**Texte**
════════
Publié le 28 novembre 2018 à 20h49 - Dernière mise à jour le 28 octobre 2022 à 19h23
L’escalier intérieur d’une maison cossue où l’on trouve des masques égyptiens gravés sur le bois, au fond sur la droite des plantes qui recouvrent un mur. Et puis, ce fauteuil roulant sur lequel apparaît Jean le maître des lieux (François Berléand), un homme que l’on devine brisé par un drame passé et qui vit ici apparemment paisiblement avec son épouse Elisabeth (Evelyne Buyle). Car drame il y a eu, il y a et il y aura.
Sous couvert de comédie «Ramsès II » de Sébastien Thiéry que l’on peut voir au théâtre du Gymnase de Marseille est la pièce la plus terrible, la plus sombre et la plus dramatique que l’on puisse concevoir. Dramaturge, roi de l’étrange, -«de la cocasserie grinçante, de la dérision insolente, libre et parfois profonde à la fois», comme le définit le critique théâtral Olivier Celik-, auteur de comédies noires en forme de thriller, Sébastien Thiéry nous plonge d’emblée à chaque lever de rideau dans un abîme de perplexité. «Qui est Monsieur Schmitt ?», s’interrogeait-il dans un précédent opus mis en scène par José Paul. Que cachent ici aux spectateurs Jean, Elizabeth, leur fille Bénédicte (Élise Diamant), et surtout leur gendre Matthieu (Eric Elmosnino) ? Telle est la question centrale de cette farce noir de chez noir à situer entre Dubillard, Pinter, et le «Misery» de Stephen King dans la version scénique jouée par Myriam Boyer. Où veut nous conduire Sébastien Thiéry, qui -même s’il est beaucoup question de voiture le temps de la pièce- nous mène délibérément en bateau nous plongeant au passage dans un océan de doutes et de rires.
════════
**Objectif**
D'après le texte sur la pièce « Ramsès II », dans quel théâtre peut-on la voir ? Appuyez-vous uniquement sur le texte.
════════
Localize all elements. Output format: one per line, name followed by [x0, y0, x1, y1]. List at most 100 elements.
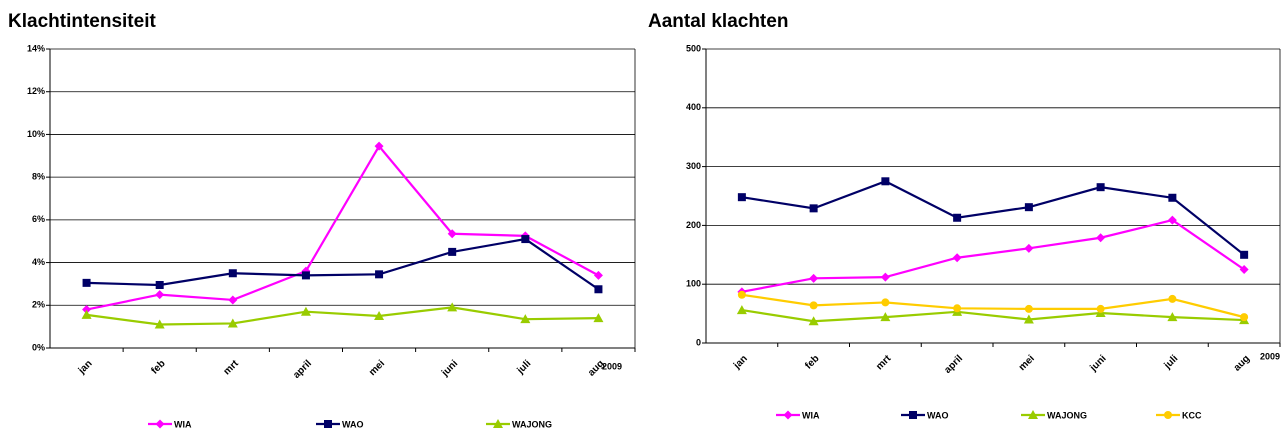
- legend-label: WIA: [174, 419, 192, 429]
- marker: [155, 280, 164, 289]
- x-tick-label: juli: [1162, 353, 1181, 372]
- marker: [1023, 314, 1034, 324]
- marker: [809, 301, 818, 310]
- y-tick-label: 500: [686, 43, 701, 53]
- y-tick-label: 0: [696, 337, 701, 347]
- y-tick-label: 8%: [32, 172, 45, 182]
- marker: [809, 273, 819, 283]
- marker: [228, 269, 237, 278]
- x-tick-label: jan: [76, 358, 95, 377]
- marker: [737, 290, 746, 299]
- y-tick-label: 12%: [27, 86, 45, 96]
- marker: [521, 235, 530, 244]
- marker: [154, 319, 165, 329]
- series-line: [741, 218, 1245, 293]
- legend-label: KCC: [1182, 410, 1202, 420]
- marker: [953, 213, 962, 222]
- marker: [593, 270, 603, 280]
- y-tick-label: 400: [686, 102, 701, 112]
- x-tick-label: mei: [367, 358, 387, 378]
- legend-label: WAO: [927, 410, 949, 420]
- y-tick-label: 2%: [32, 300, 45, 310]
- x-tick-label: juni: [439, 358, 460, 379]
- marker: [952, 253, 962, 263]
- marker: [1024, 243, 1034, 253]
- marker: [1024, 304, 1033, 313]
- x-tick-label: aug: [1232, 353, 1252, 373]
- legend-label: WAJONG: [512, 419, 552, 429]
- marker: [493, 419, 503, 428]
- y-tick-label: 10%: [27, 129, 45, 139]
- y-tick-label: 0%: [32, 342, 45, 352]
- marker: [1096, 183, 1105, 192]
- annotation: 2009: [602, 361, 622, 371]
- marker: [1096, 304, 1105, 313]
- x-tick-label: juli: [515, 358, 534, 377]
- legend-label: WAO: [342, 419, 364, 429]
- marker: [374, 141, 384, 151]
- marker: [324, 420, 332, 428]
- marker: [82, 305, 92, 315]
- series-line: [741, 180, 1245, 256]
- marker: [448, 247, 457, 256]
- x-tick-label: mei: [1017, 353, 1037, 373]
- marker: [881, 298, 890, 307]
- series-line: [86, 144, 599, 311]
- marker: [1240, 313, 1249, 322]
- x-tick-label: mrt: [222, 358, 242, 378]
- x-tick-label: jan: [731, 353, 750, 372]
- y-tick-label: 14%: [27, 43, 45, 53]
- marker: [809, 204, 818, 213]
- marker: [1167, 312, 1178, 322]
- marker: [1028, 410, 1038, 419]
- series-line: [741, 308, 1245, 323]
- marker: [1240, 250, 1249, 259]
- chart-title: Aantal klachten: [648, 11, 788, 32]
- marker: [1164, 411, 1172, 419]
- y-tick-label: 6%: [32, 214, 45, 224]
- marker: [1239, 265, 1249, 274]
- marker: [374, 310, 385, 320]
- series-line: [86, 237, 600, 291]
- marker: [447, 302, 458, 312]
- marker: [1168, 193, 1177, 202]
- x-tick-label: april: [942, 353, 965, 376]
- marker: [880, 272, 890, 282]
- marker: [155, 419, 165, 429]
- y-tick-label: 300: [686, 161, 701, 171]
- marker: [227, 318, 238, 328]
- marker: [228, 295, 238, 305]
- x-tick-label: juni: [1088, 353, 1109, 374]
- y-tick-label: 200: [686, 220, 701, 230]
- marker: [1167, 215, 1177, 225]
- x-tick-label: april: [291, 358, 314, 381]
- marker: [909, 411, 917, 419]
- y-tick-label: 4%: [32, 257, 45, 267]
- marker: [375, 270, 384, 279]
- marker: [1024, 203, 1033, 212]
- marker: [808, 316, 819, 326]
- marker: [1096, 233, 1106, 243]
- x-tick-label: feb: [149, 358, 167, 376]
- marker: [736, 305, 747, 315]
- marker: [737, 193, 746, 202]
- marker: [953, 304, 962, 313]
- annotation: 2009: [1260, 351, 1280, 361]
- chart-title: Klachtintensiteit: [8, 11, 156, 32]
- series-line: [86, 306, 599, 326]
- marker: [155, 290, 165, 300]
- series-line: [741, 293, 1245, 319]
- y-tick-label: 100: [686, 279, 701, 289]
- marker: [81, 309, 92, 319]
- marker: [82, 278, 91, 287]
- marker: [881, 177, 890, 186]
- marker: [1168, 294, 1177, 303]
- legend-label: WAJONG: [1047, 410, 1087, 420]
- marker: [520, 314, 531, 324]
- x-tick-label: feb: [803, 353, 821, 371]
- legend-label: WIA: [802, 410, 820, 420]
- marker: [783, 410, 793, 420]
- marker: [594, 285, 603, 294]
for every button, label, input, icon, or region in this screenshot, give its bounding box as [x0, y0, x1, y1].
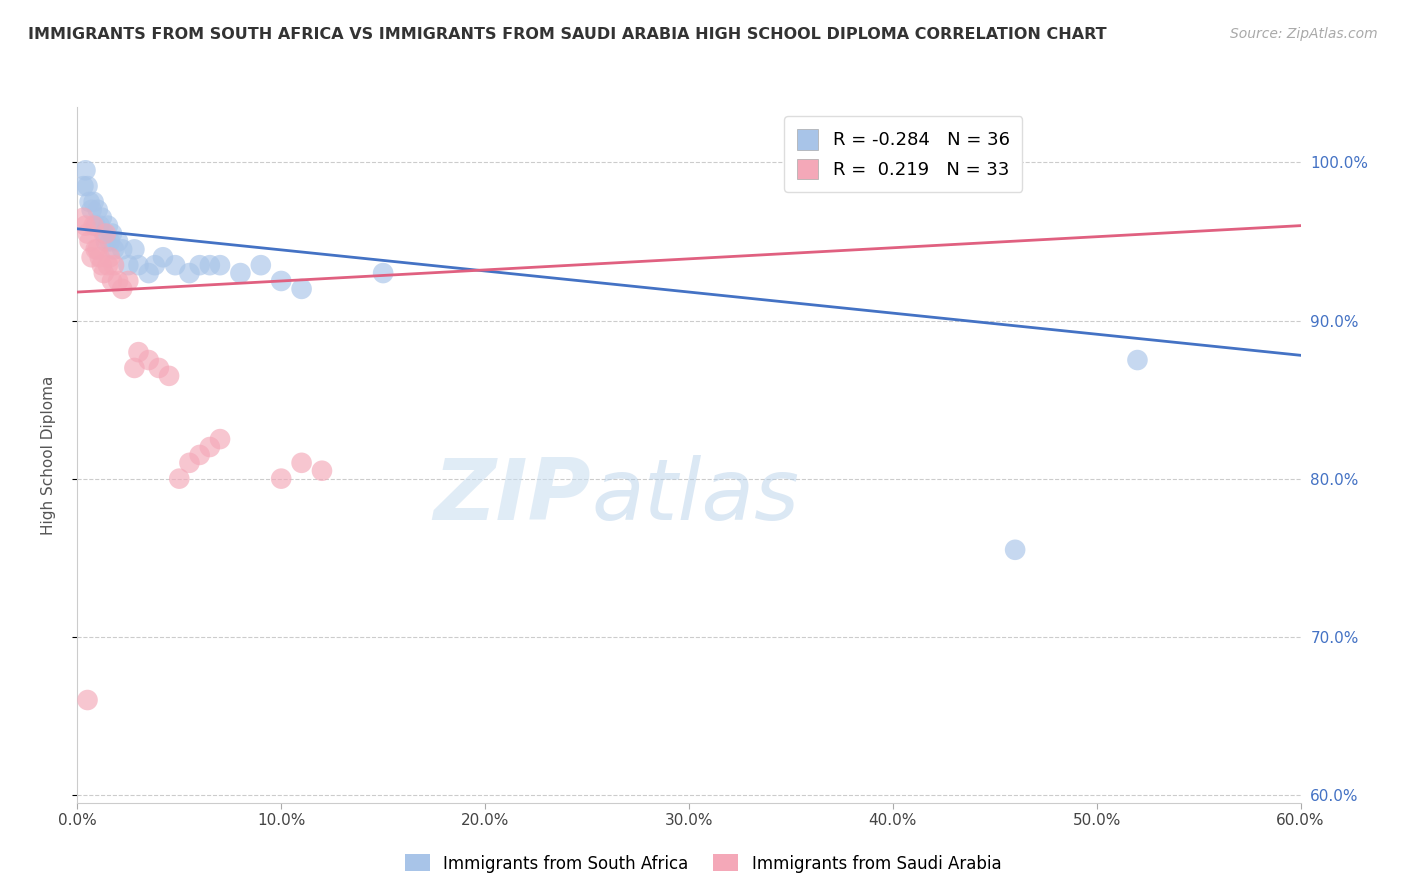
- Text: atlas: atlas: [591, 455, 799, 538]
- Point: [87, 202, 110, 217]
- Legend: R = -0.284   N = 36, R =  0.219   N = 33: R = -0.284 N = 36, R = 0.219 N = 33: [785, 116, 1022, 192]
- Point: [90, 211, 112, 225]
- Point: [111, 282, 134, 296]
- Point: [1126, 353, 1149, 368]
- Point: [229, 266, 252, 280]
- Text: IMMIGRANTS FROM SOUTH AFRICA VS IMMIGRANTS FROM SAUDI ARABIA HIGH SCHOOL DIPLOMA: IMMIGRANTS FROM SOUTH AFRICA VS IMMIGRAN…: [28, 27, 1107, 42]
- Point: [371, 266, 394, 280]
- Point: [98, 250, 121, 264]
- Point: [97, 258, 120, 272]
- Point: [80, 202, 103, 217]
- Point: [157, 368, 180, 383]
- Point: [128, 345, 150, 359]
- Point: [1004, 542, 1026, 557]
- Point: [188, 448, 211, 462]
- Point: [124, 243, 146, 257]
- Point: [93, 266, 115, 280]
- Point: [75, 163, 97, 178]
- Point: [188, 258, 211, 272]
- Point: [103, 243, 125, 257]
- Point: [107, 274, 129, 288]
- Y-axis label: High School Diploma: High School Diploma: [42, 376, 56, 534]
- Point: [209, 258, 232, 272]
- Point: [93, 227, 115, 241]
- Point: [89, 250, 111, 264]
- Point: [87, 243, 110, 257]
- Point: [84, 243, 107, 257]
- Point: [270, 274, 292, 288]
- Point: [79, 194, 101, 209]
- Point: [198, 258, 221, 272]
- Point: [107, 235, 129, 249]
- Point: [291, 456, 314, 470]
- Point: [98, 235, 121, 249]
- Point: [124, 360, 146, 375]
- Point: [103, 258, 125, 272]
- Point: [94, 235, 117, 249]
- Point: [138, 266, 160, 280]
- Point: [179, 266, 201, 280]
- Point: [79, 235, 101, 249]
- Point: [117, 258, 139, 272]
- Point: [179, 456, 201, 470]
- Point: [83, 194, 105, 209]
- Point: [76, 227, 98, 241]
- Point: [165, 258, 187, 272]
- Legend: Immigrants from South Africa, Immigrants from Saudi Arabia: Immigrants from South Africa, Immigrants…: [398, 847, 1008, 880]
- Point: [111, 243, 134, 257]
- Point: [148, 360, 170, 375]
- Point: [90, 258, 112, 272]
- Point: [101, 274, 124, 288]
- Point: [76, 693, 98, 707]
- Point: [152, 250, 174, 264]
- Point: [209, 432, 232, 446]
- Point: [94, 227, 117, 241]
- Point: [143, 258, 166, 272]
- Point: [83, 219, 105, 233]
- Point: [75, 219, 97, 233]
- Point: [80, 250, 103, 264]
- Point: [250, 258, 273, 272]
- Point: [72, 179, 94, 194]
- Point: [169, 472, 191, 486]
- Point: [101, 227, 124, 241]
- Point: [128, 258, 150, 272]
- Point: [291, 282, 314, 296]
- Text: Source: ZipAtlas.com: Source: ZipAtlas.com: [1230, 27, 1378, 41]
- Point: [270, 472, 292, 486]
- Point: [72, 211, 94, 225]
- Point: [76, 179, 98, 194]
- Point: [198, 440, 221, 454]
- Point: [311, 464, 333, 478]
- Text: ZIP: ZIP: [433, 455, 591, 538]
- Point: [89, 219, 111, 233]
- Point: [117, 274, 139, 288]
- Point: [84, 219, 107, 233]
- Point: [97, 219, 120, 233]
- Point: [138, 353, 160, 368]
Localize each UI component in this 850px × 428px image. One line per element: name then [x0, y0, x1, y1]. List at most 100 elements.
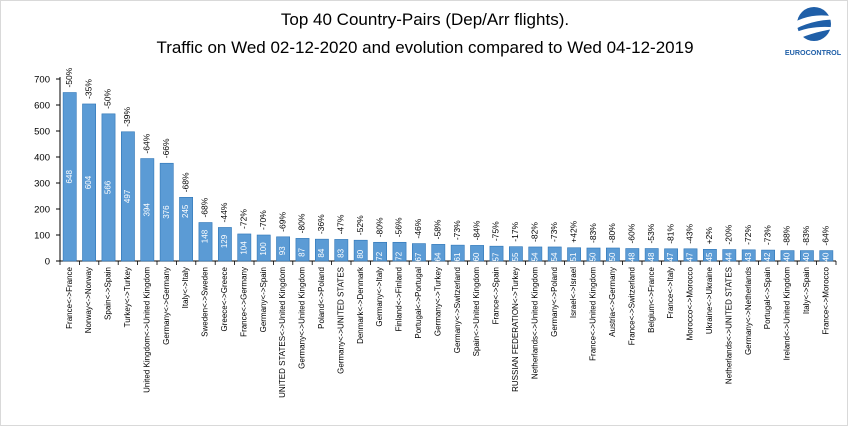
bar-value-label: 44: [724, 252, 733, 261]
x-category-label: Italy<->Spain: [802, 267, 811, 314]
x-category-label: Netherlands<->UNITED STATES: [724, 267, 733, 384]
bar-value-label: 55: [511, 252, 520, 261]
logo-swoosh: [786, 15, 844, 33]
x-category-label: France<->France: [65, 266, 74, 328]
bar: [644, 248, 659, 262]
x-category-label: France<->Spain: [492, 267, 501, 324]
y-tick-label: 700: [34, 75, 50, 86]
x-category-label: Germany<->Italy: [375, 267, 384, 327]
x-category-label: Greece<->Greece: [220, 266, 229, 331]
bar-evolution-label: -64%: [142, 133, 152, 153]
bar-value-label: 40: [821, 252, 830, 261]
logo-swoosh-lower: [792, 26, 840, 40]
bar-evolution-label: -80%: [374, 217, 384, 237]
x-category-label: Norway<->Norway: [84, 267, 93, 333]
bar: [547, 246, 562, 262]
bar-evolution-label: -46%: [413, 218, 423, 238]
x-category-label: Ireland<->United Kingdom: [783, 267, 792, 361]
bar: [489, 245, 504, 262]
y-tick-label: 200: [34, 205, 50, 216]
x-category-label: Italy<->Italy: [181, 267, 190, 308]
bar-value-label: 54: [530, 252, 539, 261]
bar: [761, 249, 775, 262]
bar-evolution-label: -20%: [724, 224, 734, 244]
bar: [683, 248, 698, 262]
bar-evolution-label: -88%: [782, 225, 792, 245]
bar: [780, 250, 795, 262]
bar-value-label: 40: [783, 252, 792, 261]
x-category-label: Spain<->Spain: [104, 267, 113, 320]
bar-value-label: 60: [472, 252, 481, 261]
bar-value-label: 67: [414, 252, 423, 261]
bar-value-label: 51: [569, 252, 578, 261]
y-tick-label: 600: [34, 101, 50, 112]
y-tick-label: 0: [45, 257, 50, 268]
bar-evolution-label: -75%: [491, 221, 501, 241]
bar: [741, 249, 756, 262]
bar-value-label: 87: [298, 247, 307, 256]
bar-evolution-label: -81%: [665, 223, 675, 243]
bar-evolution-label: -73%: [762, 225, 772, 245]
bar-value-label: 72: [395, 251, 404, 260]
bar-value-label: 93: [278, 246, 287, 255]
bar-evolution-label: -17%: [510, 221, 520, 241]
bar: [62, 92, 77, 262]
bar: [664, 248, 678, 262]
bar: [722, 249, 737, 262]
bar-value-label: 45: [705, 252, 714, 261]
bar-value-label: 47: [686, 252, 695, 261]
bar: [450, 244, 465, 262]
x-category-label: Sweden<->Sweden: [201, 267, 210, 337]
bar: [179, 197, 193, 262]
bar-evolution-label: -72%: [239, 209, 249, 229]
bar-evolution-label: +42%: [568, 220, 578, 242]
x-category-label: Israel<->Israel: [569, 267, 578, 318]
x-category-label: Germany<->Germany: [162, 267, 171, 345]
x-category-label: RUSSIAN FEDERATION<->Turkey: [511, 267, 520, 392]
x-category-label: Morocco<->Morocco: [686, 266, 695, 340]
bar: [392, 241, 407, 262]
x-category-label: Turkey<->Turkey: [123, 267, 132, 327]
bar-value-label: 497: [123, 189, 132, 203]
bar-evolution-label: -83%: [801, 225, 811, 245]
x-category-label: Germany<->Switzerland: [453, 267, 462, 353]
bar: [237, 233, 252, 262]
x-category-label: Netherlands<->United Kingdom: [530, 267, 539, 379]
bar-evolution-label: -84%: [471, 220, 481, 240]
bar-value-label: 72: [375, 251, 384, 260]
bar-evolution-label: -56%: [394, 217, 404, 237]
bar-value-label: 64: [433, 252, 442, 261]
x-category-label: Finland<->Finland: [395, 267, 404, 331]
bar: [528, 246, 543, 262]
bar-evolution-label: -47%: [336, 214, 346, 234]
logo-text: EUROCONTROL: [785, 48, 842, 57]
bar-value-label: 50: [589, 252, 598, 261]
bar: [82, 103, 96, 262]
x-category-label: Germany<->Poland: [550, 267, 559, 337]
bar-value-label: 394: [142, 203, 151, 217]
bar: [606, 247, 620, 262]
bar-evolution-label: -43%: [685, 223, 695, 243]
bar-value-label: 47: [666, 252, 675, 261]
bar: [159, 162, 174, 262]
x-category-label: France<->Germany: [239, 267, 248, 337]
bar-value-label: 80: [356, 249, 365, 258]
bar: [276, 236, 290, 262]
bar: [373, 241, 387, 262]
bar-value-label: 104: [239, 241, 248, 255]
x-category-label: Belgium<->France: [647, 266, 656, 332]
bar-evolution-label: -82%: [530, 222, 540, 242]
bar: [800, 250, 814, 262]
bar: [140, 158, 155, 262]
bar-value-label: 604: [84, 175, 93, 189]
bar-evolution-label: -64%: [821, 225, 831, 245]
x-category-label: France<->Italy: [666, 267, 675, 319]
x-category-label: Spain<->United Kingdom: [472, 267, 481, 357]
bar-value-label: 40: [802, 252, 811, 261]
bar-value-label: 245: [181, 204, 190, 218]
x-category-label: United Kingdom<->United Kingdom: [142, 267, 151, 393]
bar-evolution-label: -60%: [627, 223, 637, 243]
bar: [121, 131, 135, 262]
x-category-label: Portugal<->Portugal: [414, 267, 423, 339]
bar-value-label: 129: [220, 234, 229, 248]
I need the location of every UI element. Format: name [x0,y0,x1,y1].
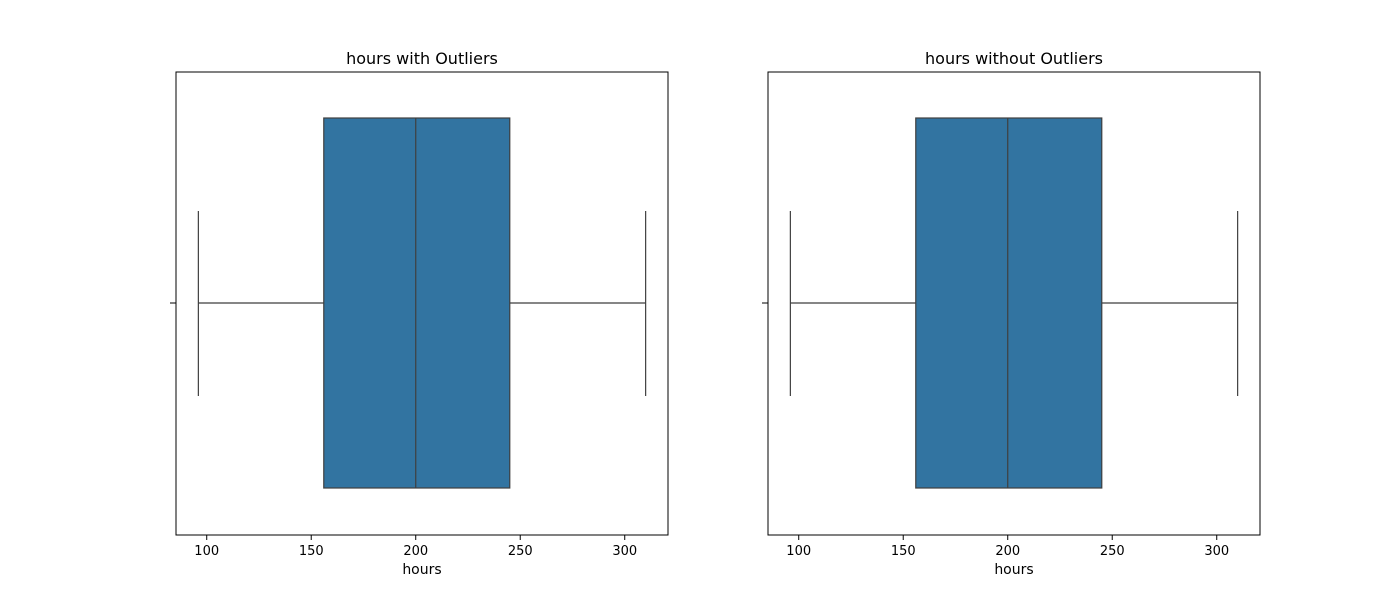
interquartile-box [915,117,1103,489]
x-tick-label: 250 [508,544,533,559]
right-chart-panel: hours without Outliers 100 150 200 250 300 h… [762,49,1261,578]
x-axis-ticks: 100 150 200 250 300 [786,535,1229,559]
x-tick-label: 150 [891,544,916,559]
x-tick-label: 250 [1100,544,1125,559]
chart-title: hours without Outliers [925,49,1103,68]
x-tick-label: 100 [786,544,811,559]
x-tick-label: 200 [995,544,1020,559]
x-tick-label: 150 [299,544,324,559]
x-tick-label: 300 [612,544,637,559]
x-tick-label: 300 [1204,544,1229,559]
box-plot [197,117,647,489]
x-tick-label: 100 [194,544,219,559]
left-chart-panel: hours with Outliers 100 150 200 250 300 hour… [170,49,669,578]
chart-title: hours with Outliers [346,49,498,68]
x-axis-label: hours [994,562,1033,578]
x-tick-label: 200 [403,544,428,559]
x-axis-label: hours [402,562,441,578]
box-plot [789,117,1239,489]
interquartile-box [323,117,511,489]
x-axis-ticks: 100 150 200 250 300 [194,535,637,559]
════════
**Résultat obtenu**
Au théâtre du Gymnase de Marseille.